■ EXERCISE INPUTS
━━━━━━

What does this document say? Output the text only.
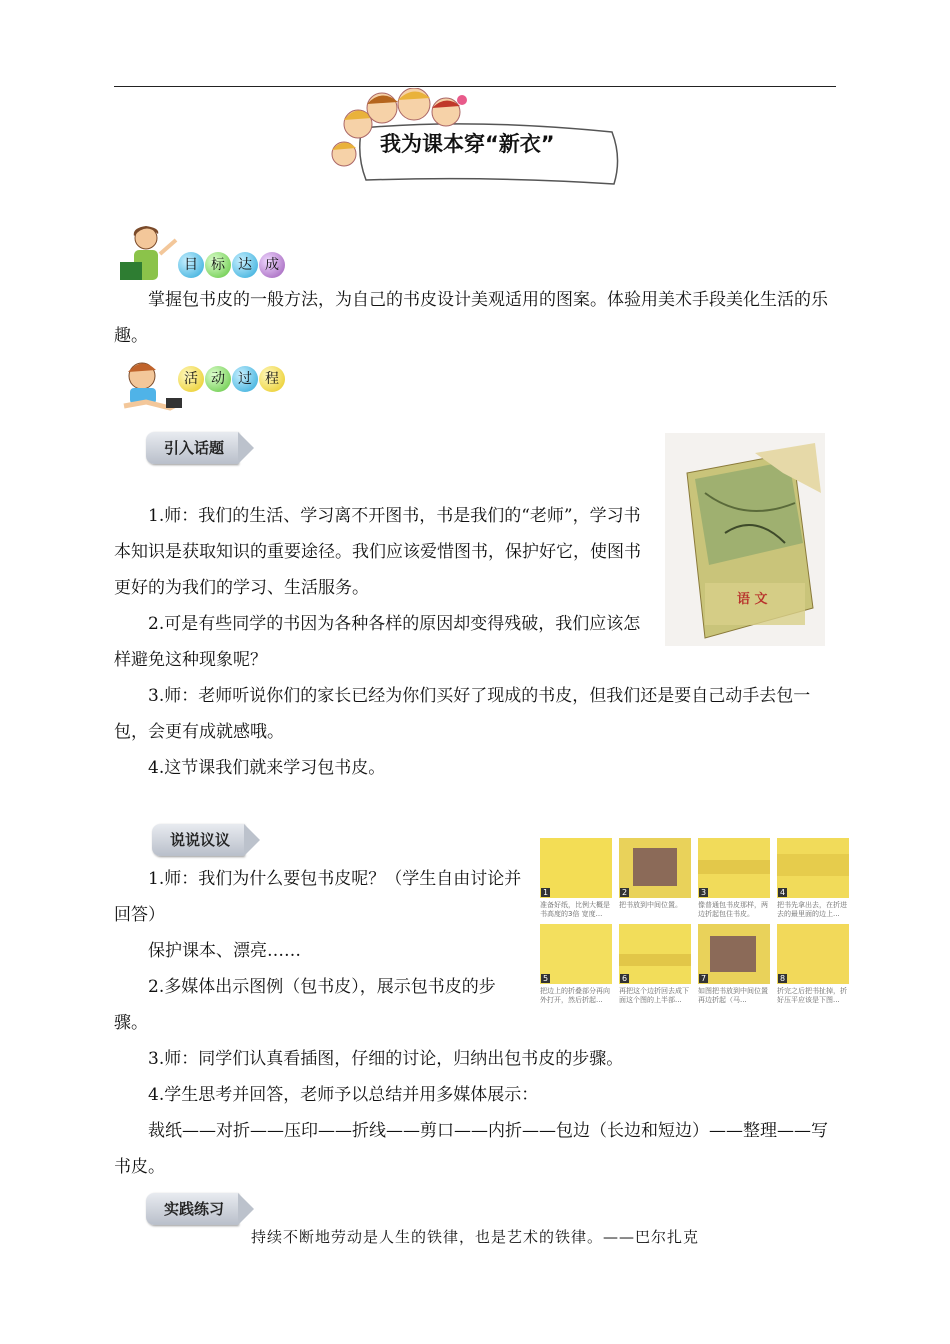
我为课本穿“新衣”
目 标 达 成

掌握包书皮的一般方法，为自己的书皮设计美观适用的图案。体验用美术手段美化生活的乐趣。

活 动 过 程
引入话题

1.师：我们的生活、学习离不开图书，书是我们的“老师”，学习书本知识是获取知识的重要途径。我们应该爱惜图书，保护好它，使图书更好的为我们的学习、生活服务。

2.可是有些同学的书因为各种各样的原因却变得残破，我们应该怎样避免这种现象呢？

3.师：老师听说你们的家长已经为你们买好了现成的书皮，但我们还是要自己动手去包一包，会更有成就感哦。

4.这节课我们就来学习包书皮。

语 文
说说议议
1
准备好纸，比例大概是书高度的3倍 宽度...
2
把书放到中间位置。
3
像普通包书皮那样，两边折起包住书皮。
4
把书先拿出去，在折进去的最里面的边上...
5
把边上的折叠部分再向外打开，然后折起...
6
再把这个边折回去成下面这个图的上半部...
7
如图把书放到中间位置 再边折起（马...
8
折完之后把书扯掉，折好压平应该是下图...

1.师：我们为什么要包书皮呢？（学生自由讨论并回答）

保护课本、漂亮……

2.多媒体出示图例（包书皮），展示包书皮的步骤。

3.师：同学们认真看插图，仔细的讨论，归纳出包书皮的步骤。

4.学生思考并回答，老师予以总结并用多媒体展示：

裁纸——对折——压印——折线——剪口——内折——包边（长边和短边）——整理——写书皮。

实践练习
持续不断地劳动是人生的铁律，也是艺术的铁律。——巴尔扎克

━━━━━━

■ WHAT YOU SHOULD DO
Quote in full the listing given above; the images are to be left out.

■ FULL SOLUTION
What does this document say? Output the text only.
我为课本穿“新衣”
目 标 达 成

掌握包书皮的一般方法，为自己的书皮设计美观适用的图案。体验用美术手段美化生活的乐趣。

活 动 过 程
引入话题

1.师：我们的生活、学习离不开图书，书是我们的“老师”，学习书本知识是获取知识的重要途径。我们应该爱惜图书，保护好它，使图书更好的为我们的学习、生活服务。

2.可是有些同学的书因为各种各样的原因却变得残破，我们应该怎样避免这种现象呢？

3.师：老师听说你们的家长已经为你们买好了现成的书皮，但我们还是要自己动手去包一包，会更有成就感哦。

4.这节课我们就来学习包书皮。

语 文
说说议议
1
准备好纸，比例大概是书高度的3倍 宽度...
2
把书放到中间位置。
3
像普通包书皮那样，两边折起包住书皮。
4
把书先拿出去，在折进去的最里面的边上...
5
把边上的折叠部分再向外打开，然后折起...
6
再把这个边折回去成下面这个图的上半部...
7
如图把书放到中间位置 再边折起（马...
8
折完之后把书扯掉，折好压平应该是下图...

1.师：我们为什么要包书皮呢？（学生自由讨论并回答）

保护课本、漂亮……

2.多媒体出示图例（包书皮），展示包书皮的步骤。

3.师：同学们认真看插图，仔细的讨论，归纳出包书皮的步骤。

4.学生思考并回答，老师予以总结并用多媒体展示：

裁纸——对折——压印——折线——剪口——内折——包边（长边和短边）——整理——写书皮。

实践练习
持续不断地劳动是人生的铁律，也是艺术的铁律。——巴尔扎克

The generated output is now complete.